Saved data entries:
━━━━

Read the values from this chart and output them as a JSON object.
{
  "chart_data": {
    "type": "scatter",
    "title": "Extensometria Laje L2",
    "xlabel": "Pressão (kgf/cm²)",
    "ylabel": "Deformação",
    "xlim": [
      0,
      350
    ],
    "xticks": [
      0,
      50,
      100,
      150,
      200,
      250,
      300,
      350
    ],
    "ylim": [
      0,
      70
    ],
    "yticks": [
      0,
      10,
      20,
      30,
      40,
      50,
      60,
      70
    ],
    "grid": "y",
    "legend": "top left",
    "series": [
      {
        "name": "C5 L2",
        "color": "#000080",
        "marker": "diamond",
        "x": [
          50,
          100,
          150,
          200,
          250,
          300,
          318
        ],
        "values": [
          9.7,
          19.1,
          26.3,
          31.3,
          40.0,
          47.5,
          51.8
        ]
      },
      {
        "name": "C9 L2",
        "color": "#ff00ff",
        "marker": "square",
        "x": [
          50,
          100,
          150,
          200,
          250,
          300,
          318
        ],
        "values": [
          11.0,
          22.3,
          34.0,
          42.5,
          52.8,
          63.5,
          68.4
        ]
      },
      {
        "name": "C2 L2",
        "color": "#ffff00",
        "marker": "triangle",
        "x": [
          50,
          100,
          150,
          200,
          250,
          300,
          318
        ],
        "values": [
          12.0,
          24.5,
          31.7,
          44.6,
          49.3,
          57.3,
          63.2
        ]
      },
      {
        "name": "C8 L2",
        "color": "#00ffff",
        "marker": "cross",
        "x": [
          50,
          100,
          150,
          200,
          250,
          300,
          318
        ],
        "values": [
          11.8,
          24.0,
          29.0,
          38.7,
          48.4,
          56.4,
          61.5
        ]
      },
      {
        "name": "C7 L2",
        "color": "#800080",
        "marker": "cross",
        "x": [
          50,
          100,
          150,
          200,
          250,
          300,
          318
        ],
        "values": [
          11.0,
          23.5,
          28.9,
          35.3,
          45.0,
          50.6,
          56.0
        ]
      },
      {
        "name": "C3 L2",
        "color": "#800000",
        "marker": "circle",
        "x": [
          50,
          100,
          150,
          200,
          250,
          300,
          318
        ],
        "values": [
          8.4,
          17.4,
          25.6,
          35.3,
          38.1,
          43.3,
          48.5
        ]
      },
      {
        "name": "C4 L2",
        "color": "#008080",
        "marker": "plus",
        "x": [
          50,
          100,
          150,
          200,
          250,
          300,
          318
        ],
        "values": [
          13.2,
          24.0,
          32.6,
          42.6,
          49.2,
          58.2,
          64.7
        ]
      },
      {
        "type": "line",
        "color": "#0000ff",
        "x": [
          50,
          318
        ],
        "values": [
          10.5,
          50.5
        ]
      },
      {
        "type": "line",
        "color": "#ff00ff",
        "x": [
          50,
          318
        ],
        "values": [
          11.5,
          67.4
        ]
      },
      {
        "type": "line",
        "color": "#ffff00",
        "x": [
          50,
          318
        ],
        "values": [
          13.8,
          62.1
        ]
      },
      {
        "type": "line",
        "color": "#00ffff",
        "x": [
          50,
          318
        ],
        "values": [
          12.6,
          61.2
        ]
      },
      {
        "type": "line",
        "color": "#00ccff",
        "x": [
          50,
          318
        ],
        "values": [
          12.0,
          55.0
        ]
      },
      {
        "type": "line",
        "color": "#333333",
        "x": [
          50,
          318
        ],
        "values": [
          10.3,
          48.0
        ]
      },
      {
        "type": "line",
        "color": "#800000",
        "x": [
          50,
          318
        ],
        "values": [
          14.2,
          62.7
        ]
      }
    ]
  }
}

━━━━

Set task: Write the whole listing out again. Keep every line exactly as it is.

Output for this task:
Read the values from this chart and output them as a JSON object.
{
  "chart_data": {
    "type": "scatter",
    "title": "Extensometria Laje L2",
    "xlabel": "Pressão (kgf/cm²)",
    "ylabel": "Deformação",
    "xlim": [
      0,
      350
    ],
    "xticks": [
      0,
      50,
      100,
      150,
      200,
      250,
      300,
      350
    ],
    "ylim": [
      0,
      70
    ],
    "yticks": [
      0,
      10,
      20,
      30,
      40,
      50,
      60,
      70
    ],
    "grid": "y",
    "legend": "top left",
    "series": [
      {
        "name": "C5 L2",
        "color": "#000080",
        "marker": "diamond",
        "x": [
          50,
          100,
          150,
          200,
          250,
          300,
          318
        ],
        "values": [
          9.7,
          19.1,
          26.3,
          31.3,
          40.0,
          47.5,
          51.8
        ]
      },
      {
        "name": "C9 L2",
        "color": "#ff00ff",
        "marker": "square",
        "x": [
          50,
          100,
          150,
          200,
          250,
          300,
          318
        ],
        "values": [
          11.0,
          22.3,
          34.0,
          42.5,
          52.8,
          63.5,
          68.4
        ]
      },
      {
        "name": "C2 L2",
        "color": "#ffff00",
        "marker": "triangle",
        "x": [
          50,
          100,
          150,
          200,
          250,
          300,
          318
        ],
        "values": [
          12.0,
          24.5,
          31.7,
          44.6,
          49.3,
          57.3,
          63.2
        ]
      },
      {
        "name": "C8 L2",
        "color": "#00ffff",
        "marker": "cross",
        "x": [
          50,
          100,
          150,
          200,
          250,
          300,
          318
        ],
        "values": [
          11.8,
          24.0,
          29.0,
          38.7,
          48.4,
          56.4,
          61.5
        ]
      },
      {
        "name": "C7 L2",
        "color": "#800080",
        "marker": "cross",
        "x": [
          50,
          100,
          150,
          200,
          250,
          300,
          318
        ],
        "values": [
          11.0,
          23.5,
          28.9,
          35.3,
          45.0,
          50.6,
          56.0
        ]
      },
      {
        "name": "C3 L2",
        "color": "#800000",
        "marker": "circle",
        "x": [
          50,
          100,
          150,
          200,
          250,
          300,
          318
        ],
        "values": [
          8.4,
          17.4,
          25.6,
          35.3,
          38.1,
          43.3,
          48.5
        ]
      },
      {
        "name": "C4 L2",
        "color": "#008080",
        "marker": "plus",
        "x": [
          50,
          100,
          150,
          200,
          250,
          300,
          318
        ],
        "values": [
          13.2,
          24.0,
          32.6,
          42.6,
          49.2,
          58.2,
          64.7
        ]
      },
      {
        "type": "line",
        "color": "#0000ff",
        "x": [
          50,
          318
        ],
        "values": [
          10.5,
          50.5
        ]
      },
      {
        "type": "line",
        "color": "#ff00ff",
        "x": [
          50,
          318
        ],
        "values": [
          11.5,
          67.4
        ]
      },
      {
        "type": "line",
        "color": "#ffff00",
        "x": [
          50,
          318
        ],
        "values": [
          13.8,
          62.1
        ]
      },
      {
        "type": "line",
        "color": "#00ffff",
        "x": [
          50,
          318
        ],
        "values": [
          12.6,
          61.2
        ]
      },
      {
        "type": "line",
        "color": "#00ccff",
        "x": [
          50,
          318
        ],
        "values": [
          12.0,
          55.0
        ]
      },
      {
        "type": "line",
        "color": "#333333",
        "x": [
          50,
          318
        ],
        "values": [
          10.3,
          48.0
        ]
      },
      {
        "type": "line",
        "color": "#800000",
        "x": [
          50,
          318
        ],
        "values": [
          14.2,
          62.7
        ]
      }
    ]
  }
}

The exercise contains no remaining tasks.